* _ENTRIES SUPPLIED_:
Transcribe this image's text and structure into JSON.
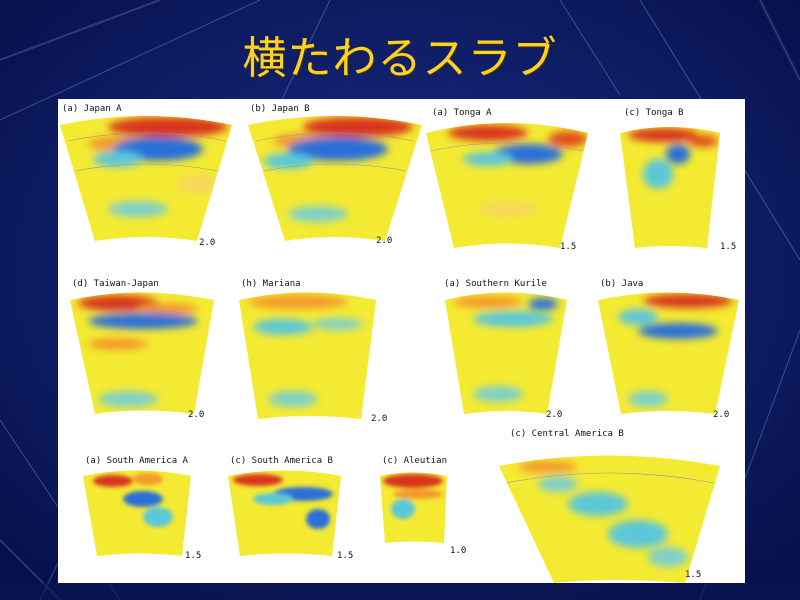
{
  "slide": {
    "title": "横たわるスラブ"
  },
  "colors": {
    "background": "#0b1a66",
    "title": "#ffd21f",
    "tomography_base": "#f4ea32",
    "fast_anomaly": "#2a6fd8",
    "slow_anomaly": "#d8361c"
  },
  "figure": {
    "panels": [
      {
        "label": "(a) Japan A",
        "scale": "2.0"
      },
      {
        "label": "(b) Japan B",
        "scale": "2.0"
      },
      {
        "label": "(a) Tonga A",
        "scale": "1.5"
      },
      {
        "label": "(c) Tonga B",
        "scale": "1.5"
      },
      {
        "label": "(d) Taiwan-Japan",
        "scale": "2.0"
      },
      {
        "label": "(h) Mariana",
        "scale": "2.0"
      },
      {
        "label": "(a) Southern Kurile",
        "scale": "2.0"
      },
      {
        "label": "(b) Java",
        "scale": "2.0"
      },
      {
        "label": "(a) South America A",
        "scale": "1.5"
      },
      {
        "label": "(c) South America B",
        "scale": "1.5"
      },
      {
        "label": "(c) Aleutian",
        "scale": "1.0"
      },
      {
        "label": "(c) Central America B",
        "scale": "1.5"
      }
    ]
  }
}
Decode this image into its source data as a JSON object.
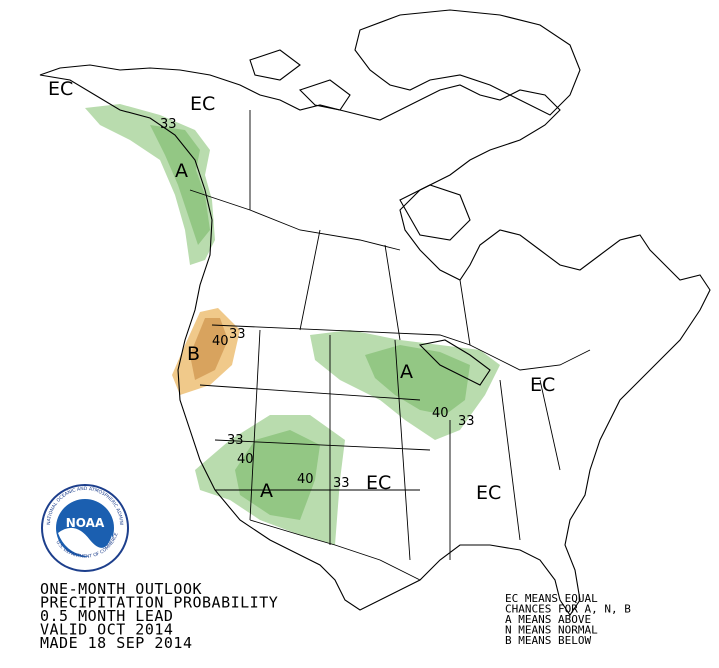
{
  "title_lines": [
    "ONE-MONTH OUTLOOK",
    "PRECIPITATION PROBABILITY",
    "0.5 MONTH LEAD",
    "VALID OCT 2014",
    "MADE 18 SEP 2014"
  ],
  "legend_lines": [
    "EC MEANS EQUAL",
    "CHANCES FOR A, N, B",
    "A MEANS ABOVE",
    "N MEANS NORMAL",
    "B MEANS BELOW"
  ],
  "logo": {
    "text": "NOAA",
    "ring_top": "NATIONAL OCEANIC AND ATMOSPHERIC ADMINISTRATION",
    "ring_bottom": "U.S. DEPARTMENT OF COMMERCE"
  },
  "map_labels": [
    "EC",
    "EC",
    "33",
    "A",
    "B",
    "40",
    "33",
    "A",
    "40",
    "33",
    "EC",
    "33",
    "40",
    "A",
    "40",
    "33",
    "EC",
    "EC"
  ]
}
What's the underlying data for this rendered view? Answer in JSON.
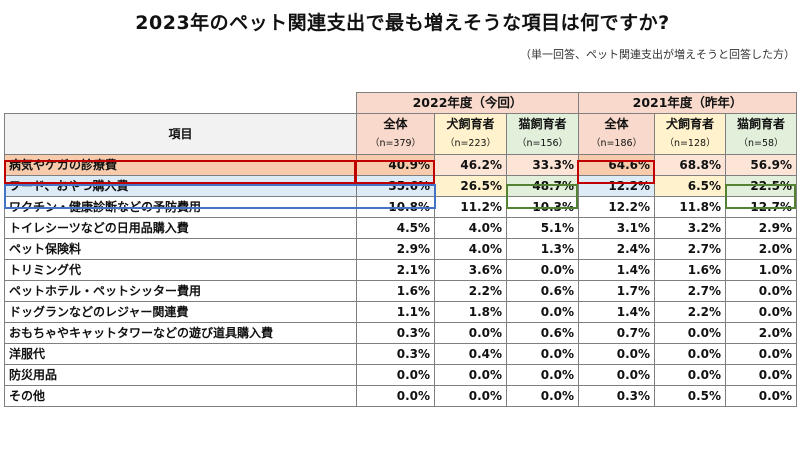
{
  "title": "2023年のペット関連支出で最も増えそうな項目は何ですか?",
  "subtitle": "（単一回答、ペット関連支出が増えそうと回答した方）",
  "chart_data": {
    "type": "table",
    "item_header": "項目",
    "groups": [
      {
        "label": "2022年度（今回）",
        "columns": [
          {
            "label": "全体",
            "n": "（n=379）"
          },
          {
            "label": "犬飼育者",
            "n": "（n=223）"
          },
          {
            "label": "猫飼育者",
            "n": "（n=156）"
          }
        ]
      },
      {
        "label": "2021年度（昨年）",
        "columns": [
          {
            "label": "全体",
            "n": "（n=186）"
          },
          {
            "label": "犬飼育者",
            "n": "（n=128）"
          },
          {
            "label": "猫飼育者",
            "n": "（n=58）"
          }
        ]
      }
    ],
    "rows": [
      {
        "label": "病気やケガの診療費",
        "values": [
          "40.9%",
          "46.2%",
          "33.3%",
          "64.6%",
          "68.8%",
          "56.9%"
        ]
      },
      {
        "label": "フード、おやつ購入費",
        "values": [
          "35.6%",
          "26.5%",
          "48.7%",
          "12.2%",
          "6.5%",
          "22.5%"
        ]
      },
      {
        "label": "ワクチン・健康診断などの予防費用",
        "values": [
          "10.8%",
          "11.2%",
          "10.3%",
          "12.2%",
          "11.8%",
          "12.7%"
        ]
      },
      {
        "label": "トイレシーツなどの日用品購入費",
        "values": [
          "4.5%",
          "4.0%",
          "5.1%",
          "3.1%",
          "3.2%",
          "2.9%"
        ]
      },
      {
        "label": "ペット保険料",
        "values": [
          "2.9%",
          "4.0%",
          "1.3%",
          "2.4%",
          "2.7%",
          "2.0%"
        ]
      },
      {
        "label": "トリミング代",
        "values": [
          "2.1%",
          "3.6%",
          "0.0%",
          "1.4%",
          "1.6%",
          "1.0%"
        ]
      },
      {
        "label": "ペットホテル・ペットシッター費用",
        "values": [
          "1.6%",
          "2.2%",
          "0.6%",
          "1.7%",
          "2.7%",
          "0.0%"
        ]
      },
      {
        "label": "ドッグランなどのレジャー関連費",
        "values": [
          "1.1%",
          "1.8%",
          "0.0%",
          "1.4%",
          "2.2%",
          "0.0%"
        ]
      },
      {
        "label": "おもちゃやキャットタワーなどの遊び道具購入費",
        "values": [
          "0.3%",
          "0.0%",
          "0.6%",
          "0.7%",
          "0.0%",
          "2.0%"
        ]
      },
      {
        "label": "洋服代",
        "values": [
          "0.3%",
          "0.4%",
          "0.0%",
          "0.0%",
          "0.0%",
          "0.0%"
        ]
      },
      {
        "label": "防災用品",
        "values": [
          "0.0%",
          "0.0%",
          "0.0%",
          "0.0%",
          "0.0%",
          "0.0%"
        ]
      },
      {
        "label": "その他",
        "values": [
          "0.0%",
          "0.0%",
          "0.0%",
          "0.3%",
          "0.5%",
          "0.0%"
        ]
      }
    ],
    "colors": {
      "header_peach": "#f8d9cb",
      "dog_yellow": "#fff2cc",
      "cat_green": "#e2efda",
      "row_sick": "#f8cbad",
      "row_food": "#ddebf7",
      "highlight_red": "#c00000",
      "highlight_blue": "#4472c4",
      "highlight_green": "#548235"
    }
  }
}
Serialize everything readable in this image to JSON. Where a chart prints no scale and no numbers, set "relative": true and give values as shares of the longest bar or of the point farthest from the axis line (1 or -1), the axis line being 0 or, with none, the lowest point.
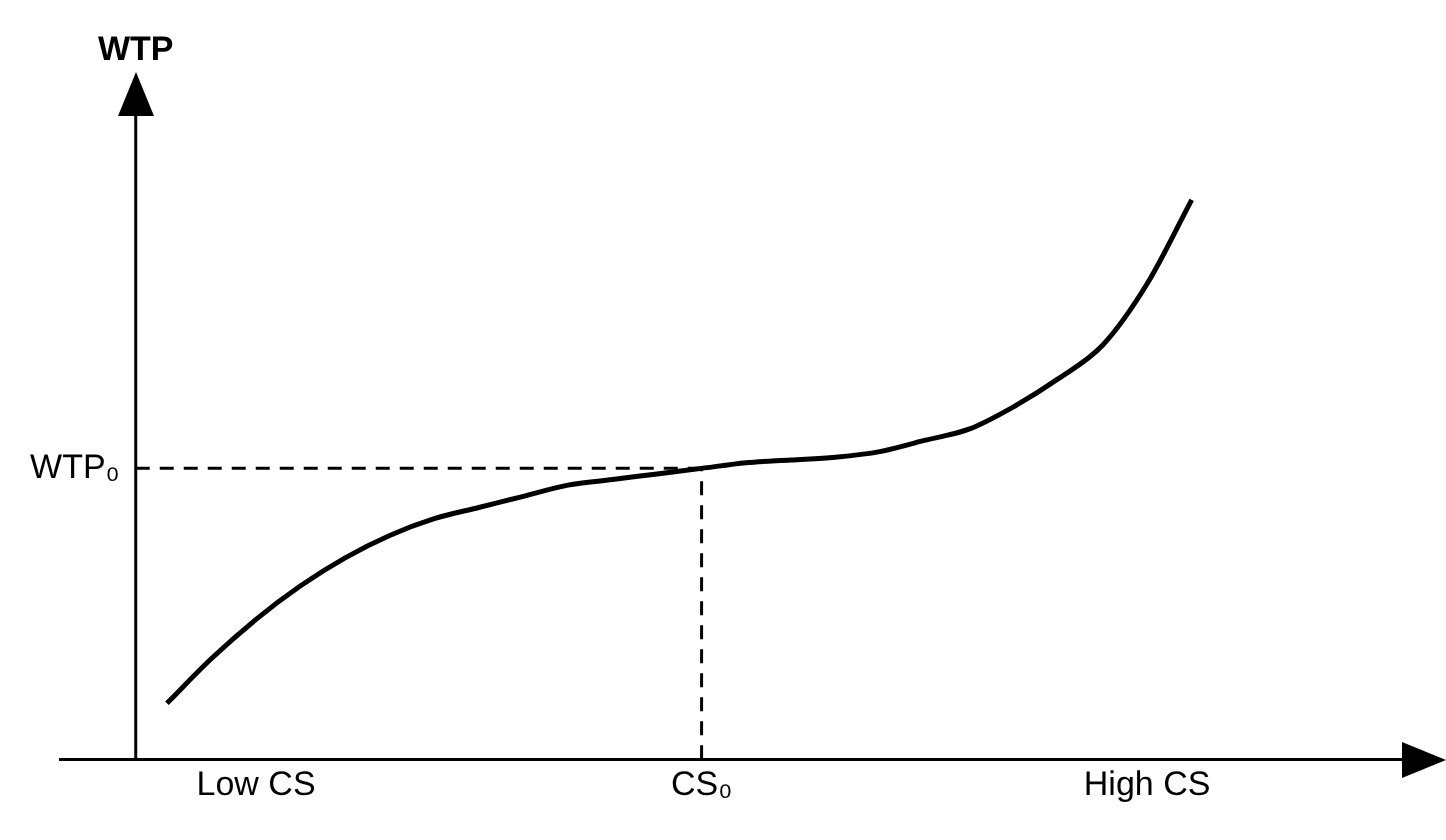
{
  "chart_data": {
    "type": "line",
    "relative": true,
    "ylabel": "WTP",
    "categories": [
      null,
      null,
      "Low CS",
      null,
      null,
      null,
      null,
      null,
      null,
      null,
      null,
      null,
      "CS₀",
      null,
      null,
      null,
      null,
      null,
      null,
      null,
      null,
      null,
      "High CS",
      null
    ],
    "series": [
      {
        "color": "#000000",
        "values": [
          0.1,
          0.18,
          0.25,
          0.31,
          0.36,
          0.4,
          0.43,
          0.45,
          0.47,
          0.49,
          0.5,
          0.51,
          0.52,
          0.53,
          0.535,
          0.54,
          0.55,
          0.57,
          0.59,
          0.63,
          0.68,
          0.74,
          0.85,
          1.0
        ]
      }
    ],
    "ref_lines": [
      {
        "axis": "x",
        "value": "CS₀",
        "line_style": "dashed"
      },
      {
        "axis": "y",
        "value": 0.52,
        "label": "WTP₀",
        "line_style": "dashed"
      }
    ],
    "grid": false,
    "legend": false,
    "marker": "none",
    "line_style": "solid"
  }
}
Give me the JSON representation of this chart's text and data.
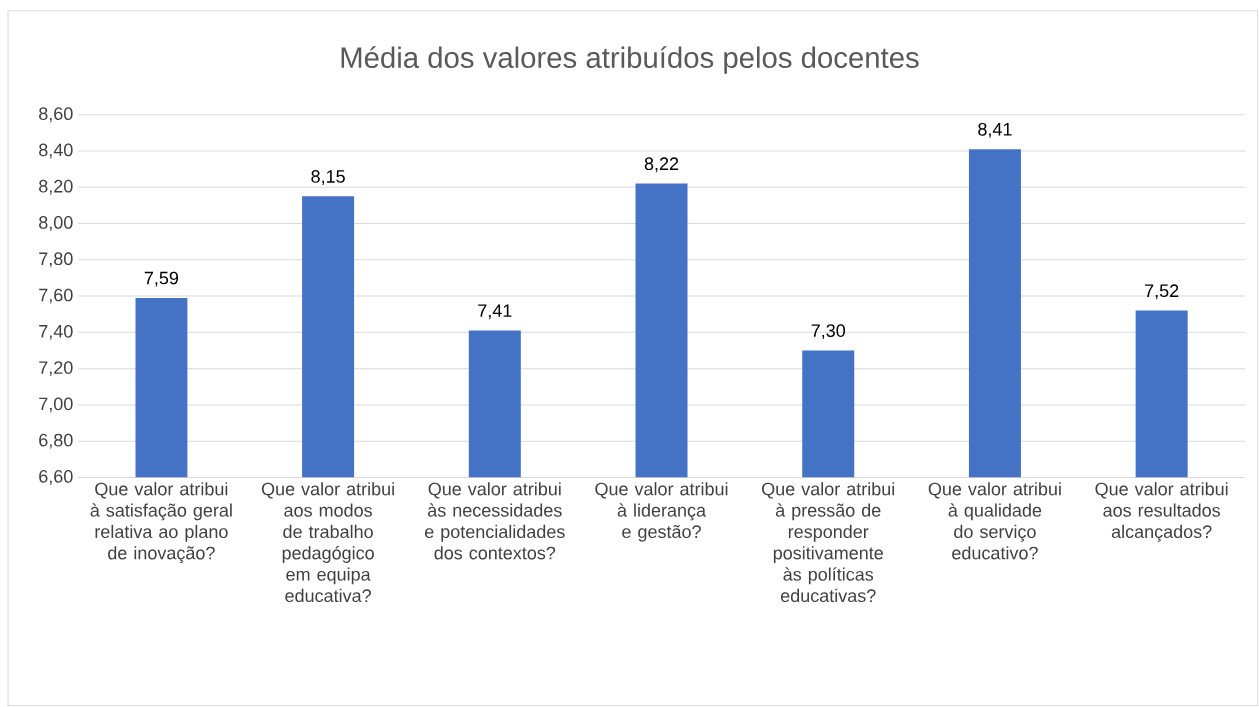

* _AIM OF THE EXERCISE_: Identify every line holding the word "this" and copy it out.

* _RESPONSE BELOW_:
Transcribe this image's text and structure into JSON.
Decode this image into its source data as a JSON object.
What's the underlying data for this rendered view? Answer in JSON.
Serialize everything readable in this image to JSON. Where a chart prints no scale and no numbers, set "relative": true and give values as shares of the longest bar or of the point farthest from the axis line (1 or -1), the axis line being 0 or, with none, the lowest point.
Give me the JSON representation of this chart's text and data.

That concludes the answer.